"""

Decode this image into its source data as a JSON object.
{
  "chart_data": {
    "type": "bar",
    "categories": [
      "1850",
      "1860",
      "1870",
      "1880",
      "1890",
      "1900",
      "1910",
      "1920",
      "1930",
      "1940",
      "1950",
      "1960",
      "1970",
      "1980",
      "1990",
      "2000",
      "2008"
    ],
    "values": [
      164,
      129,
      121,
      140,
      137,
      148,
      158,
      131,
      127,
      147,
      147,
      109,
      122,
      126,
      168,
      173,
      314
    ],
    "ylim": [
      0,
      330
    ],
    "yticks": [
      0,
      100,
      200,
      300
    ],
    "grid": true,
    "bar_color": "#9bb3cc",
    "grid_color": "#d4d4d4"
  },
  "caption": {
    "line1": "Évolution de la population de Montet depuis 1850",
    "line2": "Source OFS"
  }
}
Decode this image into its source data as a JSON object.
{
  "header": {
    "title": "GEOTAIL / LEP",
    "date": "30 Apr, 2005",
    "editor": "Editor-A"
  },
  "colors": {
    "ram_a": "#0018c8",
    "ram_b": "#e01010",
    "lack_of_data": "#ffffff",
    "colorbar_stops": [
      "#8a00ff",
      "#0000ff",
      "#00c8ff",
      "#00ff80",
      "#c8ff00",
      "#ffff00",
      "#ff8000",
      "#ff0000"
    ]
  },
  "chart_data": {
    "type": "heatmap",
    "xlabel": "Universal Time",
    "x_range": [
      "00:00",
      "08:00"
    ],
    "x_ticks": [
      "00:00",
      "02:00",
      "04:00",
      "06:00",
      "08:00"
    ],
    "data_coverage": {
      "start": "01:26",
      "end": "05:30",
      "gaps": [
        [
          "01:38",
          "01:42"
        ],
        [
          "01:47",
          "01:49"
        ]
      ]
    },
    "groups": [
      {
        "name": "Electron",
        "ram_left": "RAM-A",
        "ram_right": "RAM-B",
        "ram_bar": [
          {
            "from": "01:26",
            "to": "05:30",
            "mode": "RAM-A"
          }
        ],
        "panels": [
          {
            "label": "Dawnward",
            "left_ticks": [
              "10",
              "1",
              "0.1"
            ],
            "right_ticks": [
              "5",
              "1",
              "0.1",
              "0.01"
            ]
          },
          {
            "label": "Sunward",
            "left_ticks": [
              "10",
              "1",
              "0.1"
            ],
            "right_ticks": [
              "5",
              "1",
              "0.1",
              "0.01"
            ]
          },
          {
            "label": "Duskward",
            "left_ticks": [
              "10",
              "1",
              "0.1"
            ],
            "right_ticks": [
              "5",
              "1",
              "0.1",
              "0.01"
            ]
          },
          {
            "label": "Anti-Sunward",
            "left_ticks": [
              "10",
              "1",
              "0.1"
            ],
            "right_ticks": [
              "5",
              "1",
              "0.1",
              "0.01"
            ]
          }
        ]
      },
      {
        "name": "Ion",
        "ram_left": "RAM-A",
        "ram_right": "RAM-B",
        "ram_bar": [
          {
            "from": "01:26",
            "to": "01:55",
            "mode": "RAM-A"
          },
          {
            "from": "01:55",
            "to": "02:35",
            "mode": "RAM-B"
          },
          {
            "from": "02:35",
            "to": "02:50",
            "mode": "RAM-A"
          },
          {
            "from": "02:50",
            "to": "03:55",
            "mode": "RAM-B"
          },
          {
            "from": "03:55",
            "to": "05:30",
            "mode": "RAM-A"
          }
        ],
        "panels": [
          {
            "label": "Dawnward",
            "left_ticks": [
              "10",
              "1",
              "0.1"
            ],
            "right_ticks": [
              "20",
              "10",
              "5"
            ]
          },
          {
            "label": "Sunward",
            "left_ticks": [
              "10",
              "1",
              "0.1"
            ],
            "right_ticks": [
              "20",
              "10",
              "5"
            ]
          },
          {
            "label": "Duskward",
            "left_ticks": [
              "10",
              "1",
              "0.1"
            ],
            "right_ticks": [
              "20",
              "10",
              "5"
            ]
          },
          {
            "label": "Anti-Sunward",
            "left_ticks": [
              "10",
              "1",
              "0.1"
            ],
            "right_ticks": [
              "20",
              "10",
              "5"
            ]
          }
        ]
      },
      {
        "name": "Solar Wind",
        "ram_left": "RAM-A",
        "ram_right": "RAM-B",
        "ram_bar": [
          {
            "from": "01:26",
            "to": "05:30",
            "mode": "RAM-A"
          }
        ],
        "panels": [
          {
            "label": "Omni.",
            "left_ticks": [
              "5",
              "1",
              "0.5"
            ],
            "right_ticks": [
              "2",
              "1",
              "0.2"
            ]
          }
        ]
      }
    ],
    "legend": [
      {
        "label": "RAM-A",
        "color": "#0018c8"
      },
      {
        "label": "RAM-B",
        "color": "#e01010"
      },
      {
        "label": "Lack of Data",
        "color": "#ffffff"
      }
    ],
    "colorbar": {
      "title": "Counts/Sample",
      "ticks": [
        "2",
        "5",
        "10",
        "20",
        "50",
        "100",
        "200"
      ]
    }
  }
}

"""

AIM OF THE TASK:
Reproduce each entry from the records above, character for character.

ANSWER IN FULL:
Decode this image into its source data as a JSON object.
{
  "chart_data": {
    "type": "bar",
    "categories": [
      "1850",
      "1860",
      "1870",
      "1880",
      "1890",
      "1900",
      "1910",
      "1920",
      "1930",
      "1940",
      "1950",
      "1960",
      "1970",
      "1980",
      "1990",
      "2000",
      "2008"
    ],
    "values": [
      164,
      129,
      121,
      140,
      137,
      148,
      158,
      131,
      127,
      147,
      147,
      109,
      122,
      126,
      168,
      173,
      314
    ],
    "ylim": [
      0,
      330
    ],
    "yticks": [
      0,
      100,
      200,
      300
    ],
    "grid": true,
    "bar_color": "#9bb3cc",
    "grid_color": "#d4d4d4"
  },
  "caption": {
    "line1": "Évolution de la population de Montet depuis 1850",
    "line2": "Source OFS"
  }
}
Decode this image into its source data as a JSON object.
{
  "header": {
    "title": "GEOTAIL / LEP",
    "date": "30 Apr, 2005",
    "editor": "Editor-A"
  },
  "colors": {
    "ram_a": "#0018c8",
    "ram_b": "#e01010",
    "lack_of_data": "#ffffff",
    "colorbar_stops": [
      "#8a00ff",
      "#0000ff",
      "#00c8ff",
      "#00ff80",
      "#c8ff00",
      "#ffff00",
      "#ff8000",
      "#ff0000"
    ]
  },
  "chart_data": {
    "type": "heatmap",
    "xlabel": "Universal Time",
    "x_range": [
      "00:00",
      "08:00"
    ],
    "x_ticks": [
      "00:00",
      "02:00",
      "04:00",
      "06:00",
      "08:00"
    ],
    "data_coverage": {
      "start": "01:26",
      "end": "05:30",
      "gaps": [
        [
          "01:38",
          "01:42"
        ],
        [
          "01:47",
          "01:49"
        ]
      ]
    },
    "groups": [
      {
        "name": "Electron",
        "ram_left": "RAM-A",
        "ram_right": "RAM-B",
        "ram_bar": [
          {
            "from": "01:26",
            "to": "05:30",
            "mode": "RAM-A"
          }
        ],
        "panels": [
          {
            "label": "Dawnward",
            "left_ticks": [
              "10",
              "1",
              "0.1"
            ],
            "right_ticks": [
              "5",
              "1",
              "0.1",
              "0.01"
            ]
          },
          {
            "label": "Sunward",
            "left_ticks": [
              "10",
              "1",
              "0.1"
            ],
            "right_ticks": [
              "5",
              "1",
              "0.1",
              "0.01"
            ]
          },
          {
            "label": "Duskward",
            "left_ticks": [
              "10",
              "1",
              "0.1"
            ],
            "right_ticks": [
              "5",
              "1",
              "0.1",
              "0.01"
            ]
          },
          {
            "label": "Anti-Sunward",
            "left_ticks": [
              "10",
              "1",
              "0.1"
            ],
            "right_ticks": [
              "5",
              "1",
              "0.1",
              "0.01"
            ]
          }
        ]
      },
      {
        "name": "Ion",
        "ram_left": "RAM-A",
        "ram_right": "RAM-B",
        "ram_bar": [
          {
            "from": "01:26",
            "to": "01:55",
            "mode": "RAM-A"
          },
          {
            "from": "01:55",
            "to": "02:35",
            "mode": "RAM-B"
          },
          {
            "from": "02:35",
            "to": "02:50",
            "mode": "RAM-A"
          },
          {
            "from": "02:50",
            "to": "03:55",
            "mode": "RAM-B"
          },
          {
            "from": "03:55",
            "to": "05:30",
            "mode": "RAM-A"
          }
        ],
        "panels": [
          {
            "label": "Dawnward",
            "left_ticks": [
              "10",
              "1",
              "0.1"
            ],
            "right_ticks": [
              "20",
              "10",
              "5"
            ]
          },
          {
            "label": "Sunward",
            "left_ticks": [
              "10",
              "1",
              "0.1"
            ],
            "right_ticks": [
              "20",
              "10",
              "5"
            ]
          },
          {
            "label": "Duskward",
            "left_ticks": [
              "10",
              "1",
              "0.1"
            ],
            "right_ticks": [
              "20",
              "10",
              "5"
            ]
          },
          {
            "label": "Anti-Sunward",
            "left_ticks": [
              "10",
              "1",
              "0.1"
            ],
            "right_ticks": [
              "20",
              "10",
              "5"
            ]
          }
        ]
      },
      {
        "name": "Solar Wind",
        "ram_left": "RAM-A",
        "ram_right": "RAM-B",
        "ram_bar": [
          {
            "from": "01:26",
            "to": "05:30",
            "mode": "RAM-A"
          }
        ],
        "panels": [
          {
            "label": "Omni.",
            "left_ticks": [
              "5",
              "1",
              "0.5"
            ],
            "right_ticks": [
              "2",
              "1",
              "0.2"
            ]
          }
        ]
      }
    ],
    "legend": [
      {
        "label": "RAM-A",
        "color": "#0018c8"
      },
      {
        "label": "RAM-B",
        "color": "#e01010"
      },
      {
        "label": "Lack of Data",
        "color": "#ffffff"
      }
    ],
    "colorbar": {
      "title": "Counts/Sample",
      "ticks": [
        "2",
        "5",
        "10",
        "20",
        "50",
        "100",
        "200"
      ]
    }
  }
}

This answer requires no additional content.